## Data for processing
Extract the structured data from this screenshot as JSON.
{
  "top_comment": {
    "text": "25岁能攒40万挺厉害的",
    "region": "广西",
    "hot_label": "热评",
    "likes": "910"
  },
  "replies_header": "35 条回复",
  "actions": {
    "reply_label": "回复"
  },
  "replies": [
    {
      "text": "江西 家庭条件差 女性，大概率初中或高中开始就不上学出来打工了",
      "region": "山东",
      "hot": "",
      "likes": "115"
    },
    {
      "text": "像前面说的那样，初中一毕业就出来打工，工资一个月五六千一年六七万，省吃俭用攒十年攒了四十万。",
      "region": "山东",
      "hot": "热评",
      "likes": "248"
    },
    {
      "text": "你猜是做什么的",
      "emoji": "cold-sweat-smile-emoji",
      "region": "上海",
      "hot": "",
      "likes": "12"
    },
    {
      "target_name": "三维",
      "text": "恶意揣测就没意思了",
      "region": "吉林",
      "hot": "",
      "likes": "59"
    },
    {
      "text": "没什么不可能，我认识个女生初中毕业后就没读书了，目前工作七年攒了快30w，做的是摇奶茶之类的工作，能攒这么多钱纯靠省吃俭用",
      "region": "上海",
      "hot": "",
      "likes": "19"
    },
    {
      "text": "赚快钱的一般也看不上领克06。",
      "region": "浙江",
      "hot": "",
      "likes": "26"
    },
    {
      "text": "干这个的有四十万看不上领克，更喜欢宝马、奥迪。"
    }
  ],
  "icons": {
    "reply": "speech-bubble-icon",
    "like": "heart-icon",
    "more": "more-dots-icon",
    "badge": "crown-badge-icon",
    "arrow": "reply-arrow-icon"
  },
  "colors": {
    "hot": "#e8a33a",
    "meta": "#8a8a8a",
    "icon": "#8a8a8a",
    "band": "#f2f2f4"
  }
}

## Short exercise
Return every line in the listing that contains the word "likes".

## Full response
    "likes": "910"
      "likes": "115"
      "likes": "248"
      "likes": "12"
      "likes": "59"
      "likes": "19"
      "likes": "26"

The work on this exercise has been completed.